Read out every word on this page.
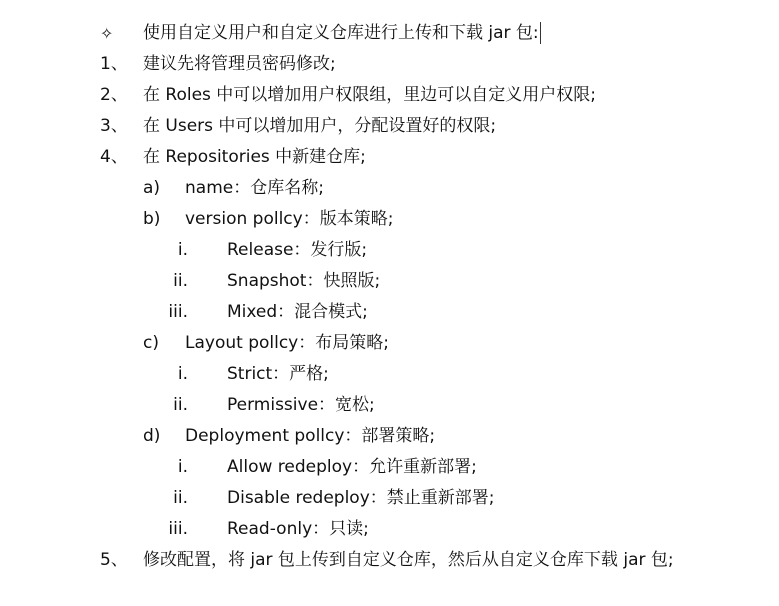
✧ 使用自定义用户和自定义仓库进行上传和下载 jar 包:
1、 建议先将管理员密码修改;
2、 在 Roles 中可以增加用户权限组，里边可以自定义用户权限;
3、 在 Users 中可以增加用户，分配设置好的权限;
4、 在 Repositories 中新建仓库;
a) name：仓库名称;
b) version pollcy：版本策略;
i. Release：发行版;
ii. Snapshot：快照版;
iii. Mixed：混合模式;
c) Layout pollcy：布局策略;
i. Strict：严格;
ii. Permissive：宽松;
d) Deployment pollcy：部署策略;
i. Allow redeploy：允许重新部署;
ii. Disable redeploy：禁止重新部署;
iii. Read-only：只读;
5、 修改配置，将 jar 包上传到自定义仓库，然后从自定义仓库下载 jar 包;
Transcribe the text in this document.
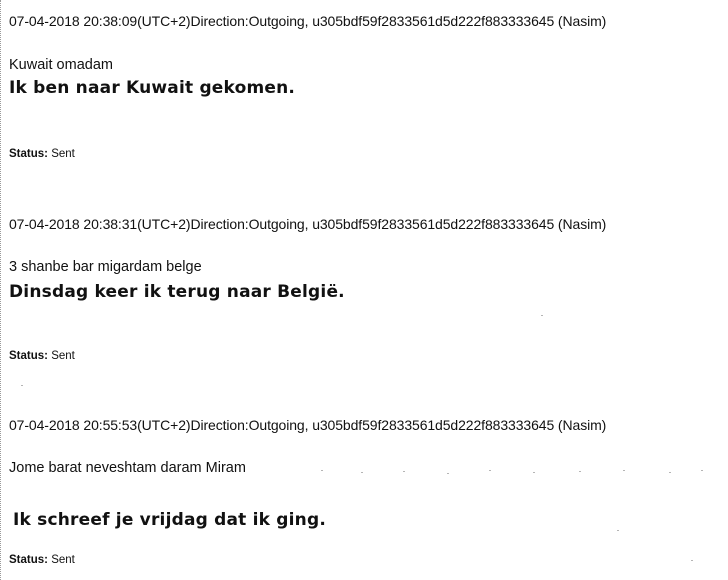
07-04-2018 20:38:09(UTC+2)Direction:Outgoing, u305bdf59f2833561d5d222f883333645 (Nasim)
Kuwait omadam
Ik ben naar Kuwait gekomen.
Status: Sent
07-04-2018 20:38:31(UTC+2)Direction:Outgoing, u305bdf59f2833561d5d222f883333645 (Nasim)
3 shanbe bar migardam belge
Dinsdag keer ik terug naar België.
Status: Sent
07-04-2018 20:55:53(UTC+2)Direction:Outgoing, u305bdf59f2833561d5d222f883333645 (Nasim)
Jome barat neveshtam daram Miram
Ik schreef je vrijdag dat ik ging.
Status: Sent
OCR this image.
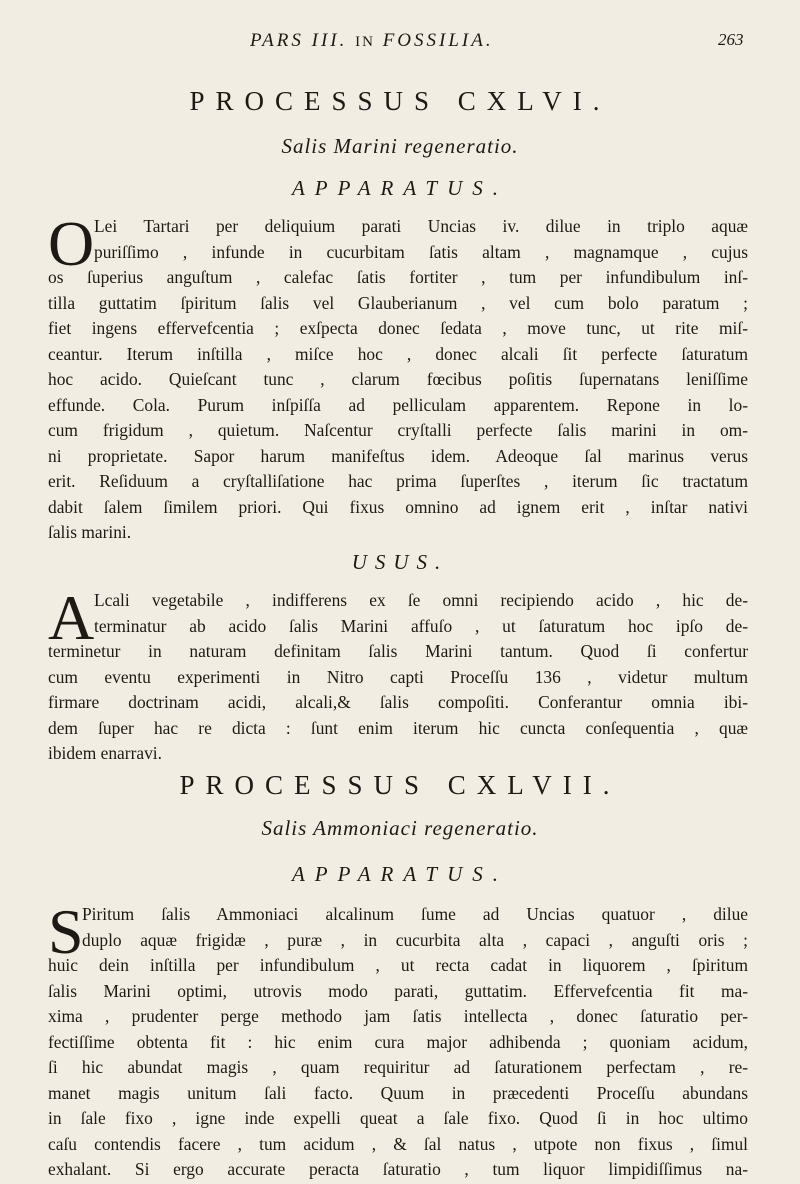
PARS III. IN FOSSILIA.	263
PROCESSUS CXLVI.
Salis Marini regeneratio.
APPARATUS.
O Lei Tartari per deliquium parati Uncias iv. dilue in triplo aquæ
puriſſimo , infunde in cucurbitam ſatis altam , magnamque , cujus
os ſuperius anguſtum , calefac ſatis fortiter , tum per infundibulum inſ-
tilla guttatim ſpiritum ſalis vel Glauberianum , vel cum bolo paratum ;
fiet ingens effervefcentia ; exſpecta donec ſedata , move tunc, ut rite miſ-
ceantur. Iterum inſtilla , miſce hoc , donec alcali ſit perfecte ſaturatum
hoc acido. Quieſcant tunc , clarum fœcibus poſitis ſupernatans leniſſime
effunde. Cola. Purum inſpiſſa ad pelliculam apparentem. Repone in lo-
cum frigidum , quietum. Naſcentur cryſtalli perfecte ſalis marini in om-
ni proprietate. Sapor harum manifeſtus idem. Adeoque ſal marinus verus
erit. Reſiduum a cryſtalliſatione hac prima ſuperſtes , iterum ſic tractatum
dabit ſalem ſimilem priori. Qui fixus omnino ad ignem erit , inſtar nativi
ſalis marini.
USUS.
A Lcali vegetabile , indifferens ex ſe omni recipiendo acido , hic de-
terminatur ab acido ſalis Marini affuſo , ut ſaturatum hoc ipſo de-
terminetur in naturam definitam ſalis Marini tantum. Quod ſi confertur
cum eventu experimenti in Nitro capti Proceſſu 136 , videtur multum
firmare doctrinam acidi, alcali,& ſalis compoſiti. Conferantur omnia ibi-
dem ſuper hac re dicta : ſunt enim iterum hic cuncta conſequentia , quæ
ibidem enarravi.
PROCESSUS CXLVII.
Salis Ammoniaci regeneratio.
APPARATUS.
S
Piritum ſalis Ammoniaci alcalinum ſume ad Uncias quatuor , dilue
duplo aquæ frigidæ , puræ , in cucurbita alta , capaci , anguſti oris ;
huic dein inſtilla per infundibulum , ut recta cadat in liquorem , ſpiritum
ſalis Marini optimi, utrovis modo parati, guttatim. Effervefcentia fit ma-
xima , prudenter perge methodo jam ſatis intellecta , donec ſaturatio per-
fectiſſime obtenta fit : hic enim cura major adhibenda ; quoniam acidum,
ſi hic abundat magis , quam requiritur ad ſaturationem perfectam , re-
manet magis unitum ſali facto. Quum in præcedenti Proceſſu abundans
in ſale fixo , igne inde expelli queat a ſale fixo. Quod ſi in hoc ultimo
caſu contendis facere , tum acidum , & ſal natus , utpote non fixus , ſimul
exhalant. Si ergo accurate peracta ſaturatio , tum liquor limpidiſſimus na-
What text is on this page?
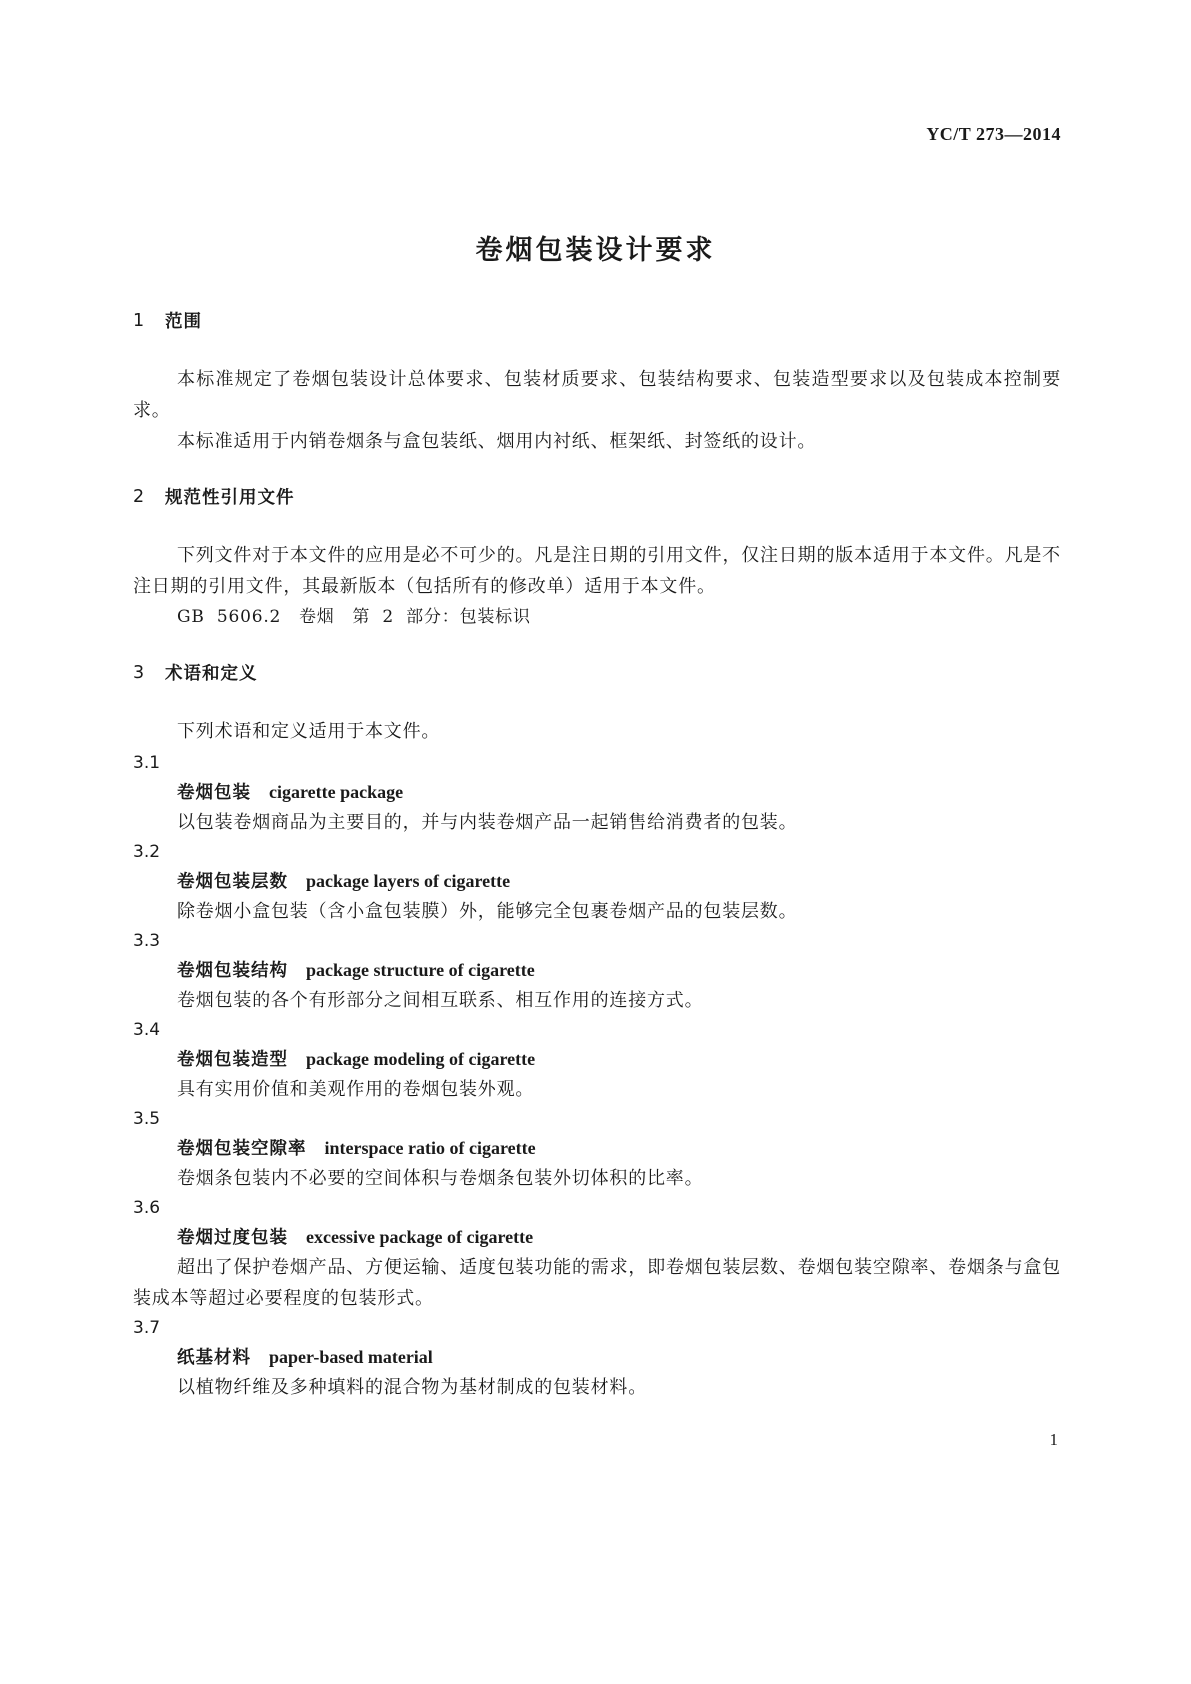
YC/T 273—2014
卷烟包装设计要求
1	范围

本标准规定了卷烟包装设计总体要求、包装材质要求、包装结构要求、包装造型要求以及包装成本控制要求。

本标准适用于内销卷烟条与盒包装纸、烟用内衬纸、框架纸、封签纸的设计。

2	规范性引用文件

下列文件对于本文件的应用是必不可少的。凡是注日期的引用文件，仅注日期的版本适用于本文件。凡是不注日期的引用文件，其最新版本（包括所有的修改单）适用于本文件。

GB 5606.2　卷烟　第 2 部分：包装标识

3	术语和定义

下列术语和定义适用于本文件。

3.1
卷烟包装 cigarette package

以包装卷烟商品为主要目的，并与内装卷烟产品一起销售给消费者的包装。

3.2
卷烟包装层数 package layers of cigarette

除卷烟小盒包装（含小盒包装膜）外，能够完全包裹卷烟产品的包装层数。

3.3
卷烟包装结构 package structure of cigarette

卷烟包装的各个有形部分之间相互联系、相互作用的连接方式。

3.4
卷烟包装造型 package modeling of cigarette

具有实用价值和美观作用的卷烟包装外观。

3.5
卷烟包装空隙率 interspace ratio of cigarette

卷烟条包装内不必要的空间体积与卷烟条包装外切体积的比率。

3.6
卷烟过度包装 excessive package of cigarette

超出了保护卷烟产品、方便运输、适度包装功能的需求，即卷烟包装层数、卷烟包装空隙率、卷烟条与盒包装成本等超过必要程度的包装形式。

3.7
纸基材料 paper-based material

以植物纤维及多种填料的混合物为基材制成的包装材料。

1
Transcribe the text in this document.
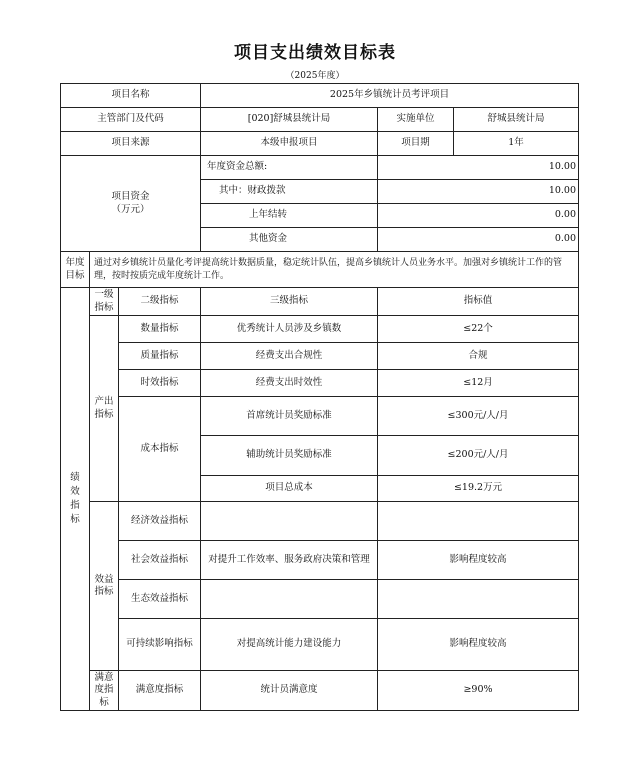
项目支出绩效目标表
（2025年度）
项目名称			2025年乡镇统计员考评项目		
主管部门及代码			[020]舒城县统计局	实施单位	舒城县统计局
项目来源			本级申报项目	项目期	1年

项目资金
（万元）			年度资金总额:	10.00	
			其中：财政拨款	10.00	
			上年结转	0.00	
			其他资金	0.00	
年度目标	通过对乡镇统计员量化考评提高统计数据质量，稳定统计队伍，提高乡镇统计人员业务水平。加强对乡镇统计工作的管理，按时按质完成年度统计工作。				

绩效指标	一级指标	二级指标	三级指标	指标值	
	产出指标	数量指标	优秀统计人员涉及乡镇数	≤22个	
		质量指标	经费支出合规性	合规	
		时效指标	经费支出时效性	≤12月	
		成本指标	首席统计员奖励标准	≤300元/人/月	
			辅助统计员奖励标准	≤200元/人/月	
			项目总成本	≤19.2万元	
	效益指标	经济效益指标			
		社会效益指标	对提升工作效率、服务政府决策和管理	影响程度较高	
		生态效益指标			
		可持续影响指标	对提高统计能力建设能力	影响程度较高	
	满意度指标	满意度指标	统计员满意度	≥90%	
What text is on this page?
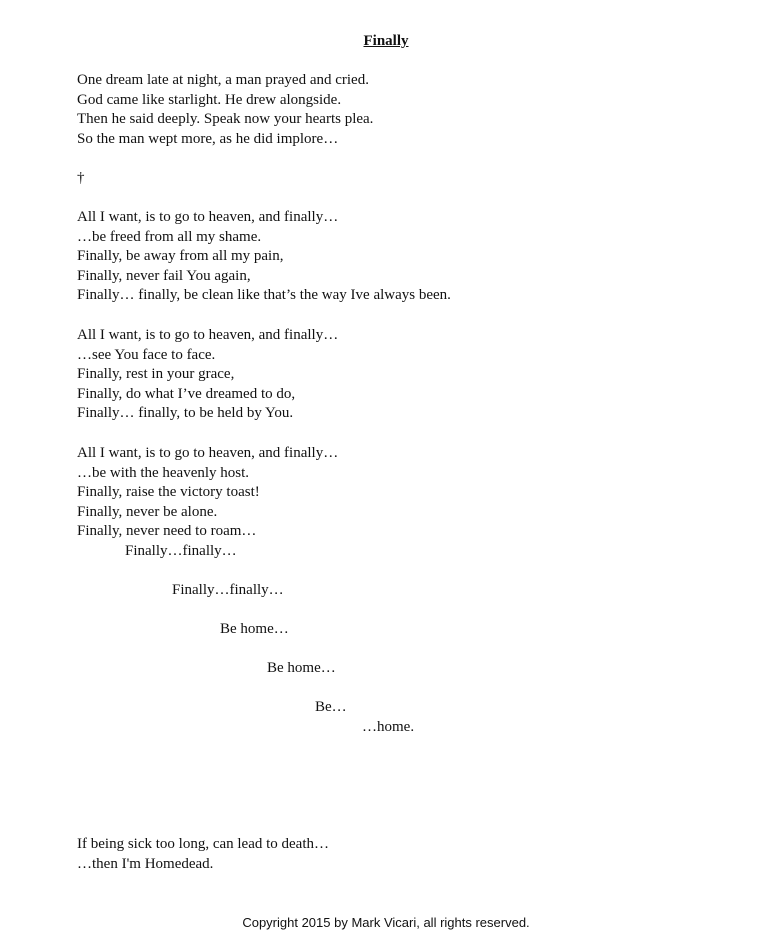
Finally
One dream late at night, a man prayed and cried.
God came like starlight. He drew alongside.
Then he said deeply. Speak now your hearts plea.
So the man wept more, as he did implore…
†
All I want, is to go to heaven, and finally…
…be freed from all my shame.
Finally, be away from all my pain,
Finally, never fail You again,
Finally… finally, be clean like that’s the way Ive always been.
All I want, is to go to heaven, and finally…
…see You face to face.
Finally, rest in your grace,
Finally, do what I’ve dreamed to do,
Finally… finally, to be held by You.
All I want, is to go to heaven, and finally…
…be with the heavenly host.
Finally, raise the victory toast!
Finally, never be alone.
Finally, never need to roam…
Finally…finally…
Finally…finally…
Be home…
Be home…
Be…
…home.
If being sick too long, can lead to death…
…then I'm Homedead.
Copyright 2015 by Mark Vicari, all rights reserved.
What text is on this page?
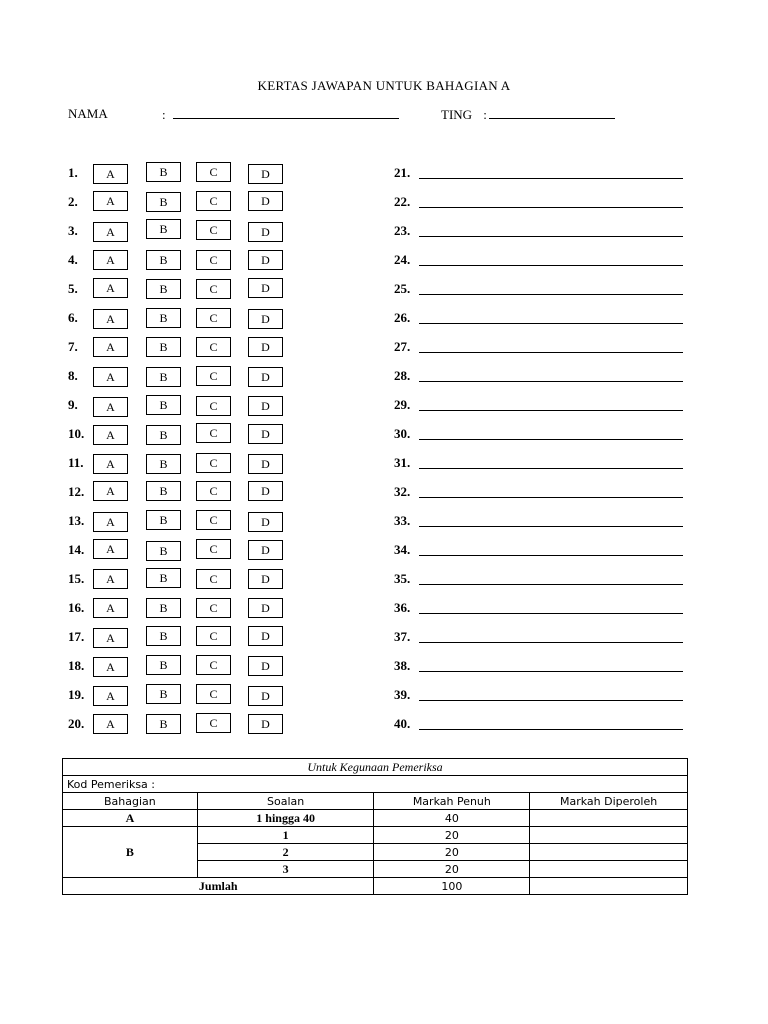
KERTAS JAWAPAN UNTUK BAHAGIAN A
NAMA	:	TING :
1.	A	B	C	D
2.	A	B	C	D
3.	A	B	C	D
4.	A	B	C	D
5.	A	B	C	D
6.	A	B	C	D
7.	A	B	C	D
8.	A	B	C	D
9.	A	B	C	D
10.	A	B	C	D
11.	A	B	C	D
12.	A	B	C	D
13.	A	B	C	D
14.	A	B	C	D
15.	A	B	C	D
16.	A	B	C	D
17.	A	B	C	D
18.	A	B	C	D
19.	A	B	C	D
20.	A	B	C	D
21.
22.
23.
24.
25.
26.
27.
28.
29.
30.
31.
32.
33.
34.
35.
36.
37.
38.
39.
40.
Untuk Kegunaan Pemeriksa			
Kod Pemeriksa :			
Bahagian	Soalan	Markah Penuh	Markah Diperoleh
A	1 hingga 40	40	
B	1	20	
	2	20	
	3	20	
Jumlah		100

=======

* Prompt
Look through the material and copy each line that has "Salis".

* Final answer
Salis Marini regeneratio.
Salis Ammoniaci regeneratio.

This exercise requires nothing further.